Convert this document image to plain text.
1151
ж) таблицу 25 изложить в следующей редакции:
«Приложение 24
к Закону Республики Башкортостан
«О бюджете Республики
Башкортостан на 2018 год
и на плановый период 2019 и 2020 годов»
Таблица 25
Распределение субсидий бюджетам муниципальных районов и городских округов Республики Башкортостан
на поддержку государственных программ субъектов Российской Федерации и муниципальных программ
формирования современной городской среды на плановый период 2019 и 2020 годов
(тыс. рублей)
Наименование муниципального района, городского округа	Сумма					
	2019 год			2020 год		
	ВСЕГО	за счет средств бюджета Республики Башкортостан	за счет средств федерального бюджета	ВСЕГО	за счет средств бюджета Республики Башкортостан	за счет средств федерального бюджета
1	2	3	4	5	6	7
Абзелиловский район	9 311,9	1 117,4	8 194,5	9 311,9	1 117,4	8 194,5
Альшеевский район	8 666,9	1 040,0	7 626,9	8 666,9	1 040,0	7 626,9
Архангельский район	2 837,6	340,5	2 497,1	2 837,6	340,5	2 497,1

——

→ **What this task involves**
Write the data from above out again, exactly.

→ **The response**
Convert this document image to plain text.
1151
ж) таблицу 25 изложить в следующей редакции:
«Приложение 24
к Закону Республики Башкортостан
«О бюджете Республики
Башкортостан на 2018 год
и на плановый период 2019 и 2020 годов»
Таблица 25
Распределение субсидий бюджетам муниципальных районов и городских округов Республики Башкортостан
на поддержку государственных программ субъектов Российской Федерации и муниципальных программ
формирования современной городской среды на плановый период 2019 и 2020 годов
(тыс. рублей)
Наименование муниципального района, городского округа	Сумма					
	2019 год			2020 год		
	ВСЕГО	за счет средств бюджета Республики Башкортостан	за счет средств федерального бюджета	ВСЕГО	за счет средств бюджета Республики Башкортостан	за счет средств федерального бюджета
1	2	3	4	5	6	7
Абзелиловский район	9 311,9	1 117,4	8 194,5	9 311,9	1 117,4	8 194,5
Альшеевский район	8 666,9	1 040,0	7 626,9	8 666,9	1 040,0	7 626,9
Архангельский район	2 837,6	340,5	2 497,1	2 837,6	340,5	2 497,1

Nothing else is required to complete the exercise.